— START Provided entries —

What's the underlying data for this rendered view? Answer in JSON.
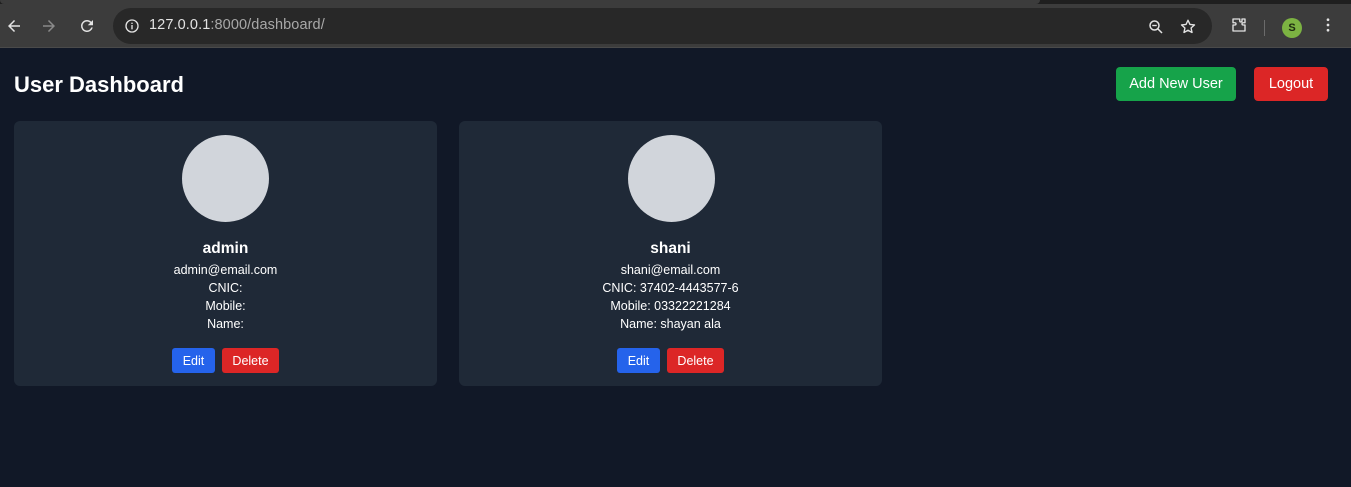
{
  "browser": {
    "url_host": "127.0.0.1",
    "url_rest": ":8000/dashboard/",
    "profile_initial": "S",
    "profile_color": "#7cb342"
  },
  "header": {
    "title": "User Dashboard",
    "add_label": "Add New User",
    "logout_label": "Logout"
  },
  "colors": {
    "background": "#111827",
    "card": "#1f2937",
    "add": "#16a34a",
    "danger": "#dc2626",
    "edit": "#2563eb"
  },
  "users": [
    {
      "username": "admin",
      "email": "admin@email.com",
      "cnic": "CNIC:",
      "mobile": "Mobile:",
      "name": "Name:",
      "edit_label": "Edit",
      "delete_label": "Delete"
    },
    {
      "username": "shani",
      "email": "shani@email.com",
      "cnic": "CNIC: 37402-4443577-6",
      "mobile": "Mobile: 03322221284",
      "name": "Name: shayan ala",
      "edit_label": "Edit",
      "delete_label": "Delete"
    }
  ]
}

— END Provided entries —

* Aim *
Each record should be quoted exactly, with the images omitted.

* Solution *
What's the underlying data for this rendered view? Answer in JSON.
{
  "browser": {
    "url_host": "127.0.0.1",
    "url_rest": ":8000/dashboard/",
    "profile_initial": "S",
    "profile_color": "#7cb342"
  },
  "header": {
    "title": "User Dashboard",
    "add_label": "Add New User",
    "logout_label": "Logout"
  },
  "colors": {
    "background": "#111827",
    "card": "#1f2937",
    "add": "#16a34a",
    "danger": "#dc2626",
    "edit": "#2563eb"
  },
  "users": [
    {
      "username": "admin",
      "email": "admin@email.com",
      "cnic": "CNIC:",
      "mobile": "Mobile:",
      "name": "Name:",
      "edit_label": "Edit",
      "delete_label": "Delete"
    },
    {
      "username": "shani",
      "email": "shani@email.com",
      "cnic": "CNIC: 37402-4443577-6",
      "mobile": "Mobile: 03322221284",
      "name": "Name: shayan ala",
      "edit_label": "Edit",
      "delete_label": "Delete"
    }
  ]
}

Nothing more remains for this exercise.